- **YOUR OBJECTIVE**
Say how many lines of these entries include the word "this", and answer with the number alone.

- **Saved data entries**
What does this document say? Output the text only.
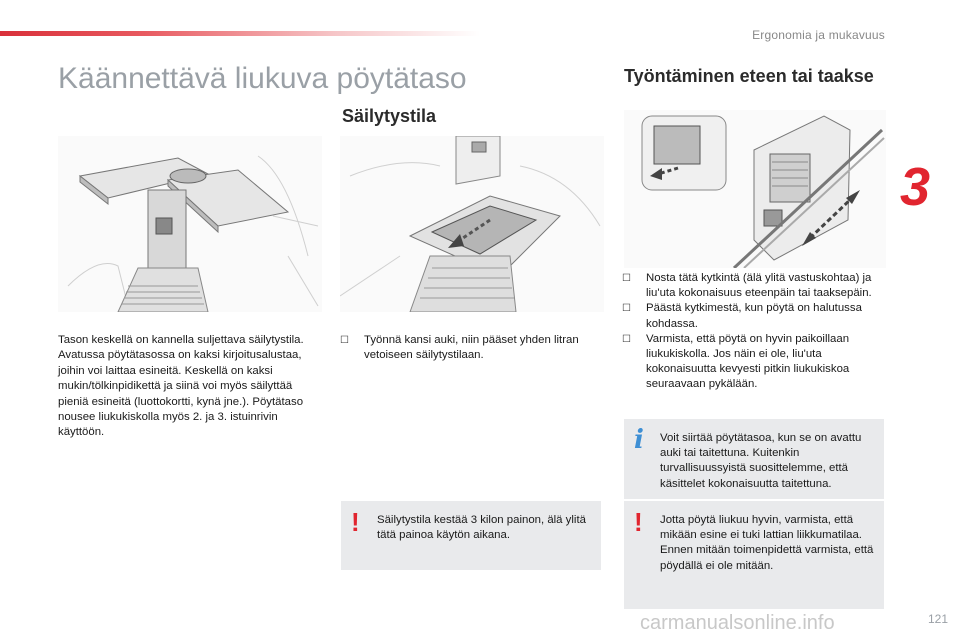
Ergonomia ja mukavuus
3
Käännettävä liukuva pöytätaso

Tason keskellä on kannella suljettava säilytystila. Avatussa pöytätasossa on kaksi kirjoitusalustaa, joihin voi laittaa esineitä. Keskellä on kaksi mukin/tölkinpidikettä ja siinä voi myös säilyttää pieniä esineitä (luottokortti, kynä jne.). Pöytätaso nousee liukukiskolla myös 2. ja 3. istuinrivin käyttöön.

Säilytystila
☐ Työnnä kansi auki, niin pääset yhden litran vetoiseen säilytystilaan.
! Säilytystila kestää 3 kilon painon, älä ylitä tätä painoa käytön aikana.
Työntäminen eteen tai taakse
☐ Nosta tätä kytkintä (älä ylitä vastuskohtaa) ja liu'uta kokonaisuus eteenpäin tai taaksepäin.
☐ Päästä kytkimestä, kun pöytä on halutussa kohdassa.
☐ Varmista, että pöytä on hyvin paikoillaan liukukiskolla. Jos näin ei ole, liu'uta kokonaisuutta kevyesti pitkin liukukiskoa seuraavaan pykälään.
i Voit siirtää pöytätasoa, kun se on avattu auki tai taitettuna. Kuitenkin turvallisuussyistä suosittelemme, että käsittelet kokonaisuutta taitettuna.
! Jotta pöytä liukuu hyvin, varmista, että mikään esine ei tuki lattian liikkumatilaa. Ennen mitään toimenpidettä varmista, että pöydällä ei ole mitään.
carmanualsonline.info	121
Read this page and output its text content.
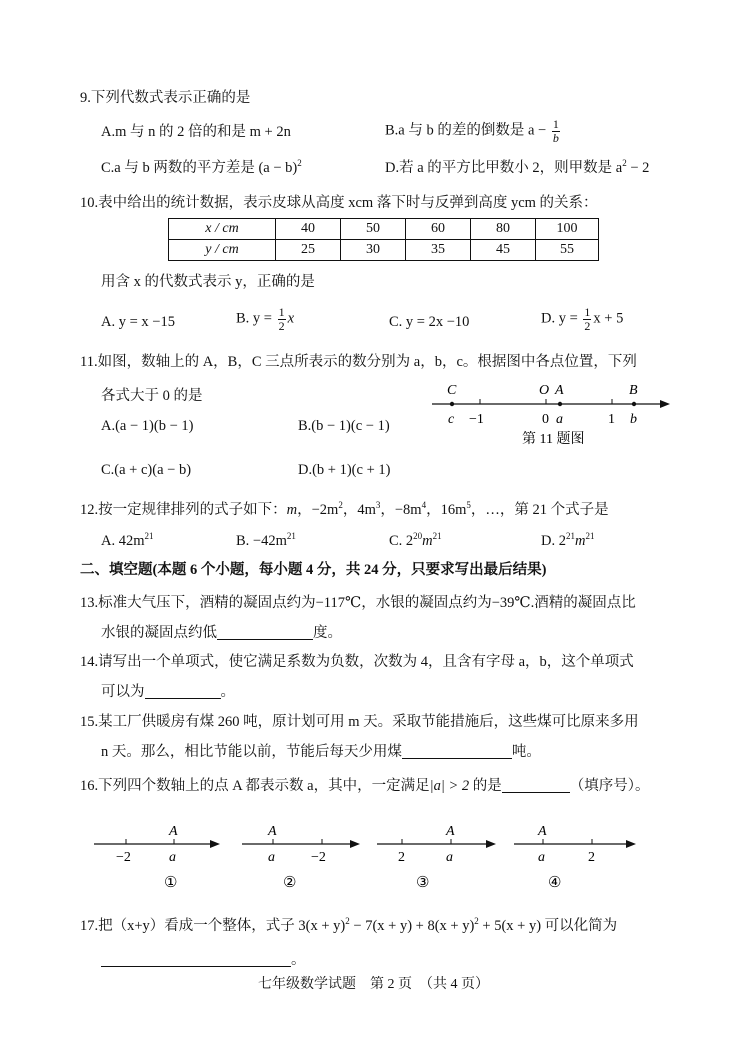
9.下列代数式表示正确的是
A.m 与 n 的 2 倍的和是 m + 2n	B.a 与 b 的差的倒数是 $a - \frac{1}{b}$
C.a 与 b 两数的平方差是 $(a - b)^2$	D.若 a 的平方比甲数小 2，则甲数是 $a^2 - 2$
10.表中给出的统计数据，表示皮球从高度 xcm 落下时与反弹到高度 ycm 的关系：
x / cm	40	50	60	80	100
y / cm	25	30	35	45	55
用含 x 的代数式表示 y，正确的是
A. y = x −15	B. $y = \frac{1}{2}$ x	C. y = 2x −10	D. $y = \frac{1}{2}$ x + 5
11.如图，数轴上的 A，B，C 三点所表示的数分别为 a，b，c。根据图中各点位置，下列
各式大于 0 的是
A.(a − 1)(b − 1)	B.(b − 1)(c − 1)
C.(a + c)(a − b)	D.(b + 1)(c + 1)
C	O A	B
c −1	0 a	1 b
第 11 题图
12.按一定规律排列的式子如下：m，$-2m^2$，$4m^3$，$-8m^4$，$16m^5$，…，第 21 个式子是
A. $42m^{21}$	B. $-42m^{21}$	C. $2^{20}m^{21}$	D. $2^{21}m^{21}$
二、填空题(本题 6 个小题，每小题 4 分，共 24 分，只要求写出最后结果)
13.标准大气压下，酒精的凝固点约为−117℃，水银的凝固点约为−39℃.酒精的凝固点比
水银的凝固点约低	度。
14.请写出一个单项式，使它满足系数为负数，次数为 4，且含有字母 a，b，这个单项式
可以为	。
15.某工厂供暖房有煤 260 吨，原计划可用 m 天。采取节能措施后，这些煤可比原来多用
n 天。那么，相比节能以前，节能后每天少用煤	吨。
16.下列四个数轴上的点 A 都表示数 a，其中，一定满足|a| > 2 的是	（填序号）。
A
a
−2
①
A
a	−2
②
A
a
2
③
A
a	2
④
17.把（x+y）看成一个整体，式子 $3(x + y)^2 - 7(x + y) + 8(x + y)^2 + 5(x + y)$ 可以化简为
。
七年级数学试题　第 2 页　（共 4 页）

- **CORRECT ANSWER**
2